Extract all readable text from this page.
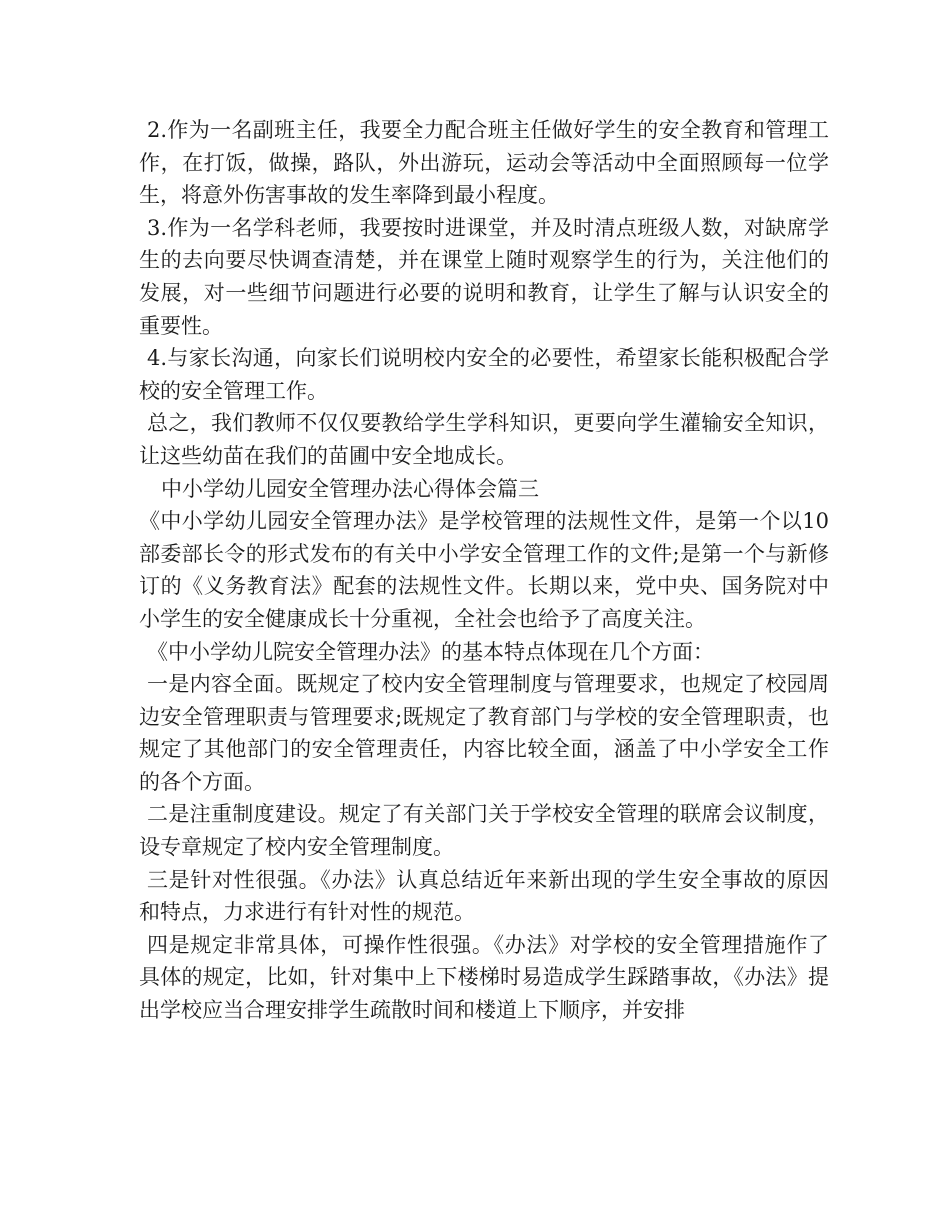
2.作为一名副班主任，我要全力配合班主任做好学生的安全教育和管理工作，在打饭，做操，路队，外出游玩，运动会等活动中全面照顾每一位学生，将意外伤害事故的发生率降到最小程度。

3.作为一名学科老师，我要按时进课堂，并及时清点班级人数，对缺席学生的去向要尽快调查清楚，并在课堂上随时观察学生的行为，关注他们的发展，对一些细节问题进行必要的说明和教育，让学生了解与认识安全的重要性。

4.与家长沟通，向家长们说明校内安全的必要性，希望家长能积极配合学校的安全管理工作。

总之，我们教师不仅仅要教给学生学科知识，更要向学生灌输安全知识，让这些幼苗在我们的苗圃中安全地成长。

中小学幼儿园安全管理办法心得体会篇三

《中小学幼儿园安全管理办法》是学校管理的法规性文件，是第一个以10部委部长令的形式发布的有关中小学安全管理工作的文件;是第一个与新修订的《义务教育法》配套的法规性文件。长期以来，党中央、国务院对中小学生的安全健康成长十分重视，全社会也给予了高度关注。

《中小学幼儿院安全管理办法》的基本特点体现在几个方面：

一是内容全面。既规定了校内安全管理制度与管理要求，也规定了校园周边安全管理职责与管理要求;既规定了教育部门与学校的安全管理职责，也规定了其他部门的安全管理责任，内容比较全面，涵盖了中小学安全工作的各个方面。

二是注重制度建设。规定了有关部门关于学校安全管理的联席会议制度，设专章规定了校内安全管理制度。

三是针对性很强。《办法》认真总结近年来新出现的学生安全事故的原因和特点，力求进行有针对性的规范。

四是规定非常具体，可操作性很强。《办法》对学校的安全管理措施作了具体的规定，比如，针对集中上下楼梯时易造成学生踩踏事故，《办法》提出学校应当合理安排学生疏散时间和楼道上下顺序，并安排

● **GIVEN EXERCISE**: Copy every line of the data exactly as written, excluding the pictures.

● **SOLUTION FOR THIS PROBLEM**:
Extract all readable text from this page.
2.作为一名副班主任，我要全力配合班主任做好学生的安全教育和管理工作，在打饭，做操，路队，外出游玩，运动会等活动中全面照顾每一位学生，将意外伤害事故的发生率降到最小程度。

3.作为一名学科老师，我要按时进课堂，并及时清点班级人数，对缺席学生的去向要尽快调查清楚，并在课堂上随时观察学生的行为，关注他们的发展，对一些细节问题进行必要的说明和教育，让学生了解与认识安全的重要性。

4.与家长沟通，向家长们说明校内安全的必要性，希望家长能积极配合学校的安全管理工作。

总之，我们教师不仅仅要教给学生学科知识，更要向学生灌输安全知识，让这些幼苗在我们的苗圃中安全地成长。

中小学幼儿园安全管理办法心得体会篇三

《中小学幼儿园安全管理办法》是学校管理的法规性文件，是第一个以10部委部长令的形式发布的有关中小学安全管理工作的文件;是第一个与新修订的《义务教育法》配套的法规性文件。长期以来，党中央、国务院对中小学生的安全健康成长十分重视，全社会也给予了高度关注。

《中小学幼儿院安全管理办法》的基本特点体现在几个方面：

一是内容全面。既规定了校内安全管理制度与管理要求，也规定了校园周边安全管理职责与管理要求;既规定了教育部门与学校的安全管理职责，也规定了其他部门的安全管理责任，内容比较全面，涵盖了中小学安全工作的各个方面。

二是注重制度建设。规定了有关部门关于学校安全管理的联席会议制度，设专章规定了校内安全管理制度。

三是针对性很强。《办法》认真总结近年来新出现的学生安全事故的原因和特点，力求进行有针对性的规范。

四是规定非常具体，可操作性很强。《办法》对学校的安全管理措施作了具体的规定，比如，针对集中上下楼梯时易造成学生踩踏事故，《办法》提出学校应当合理安排学生疏散时间和楼道上下顺序，并安排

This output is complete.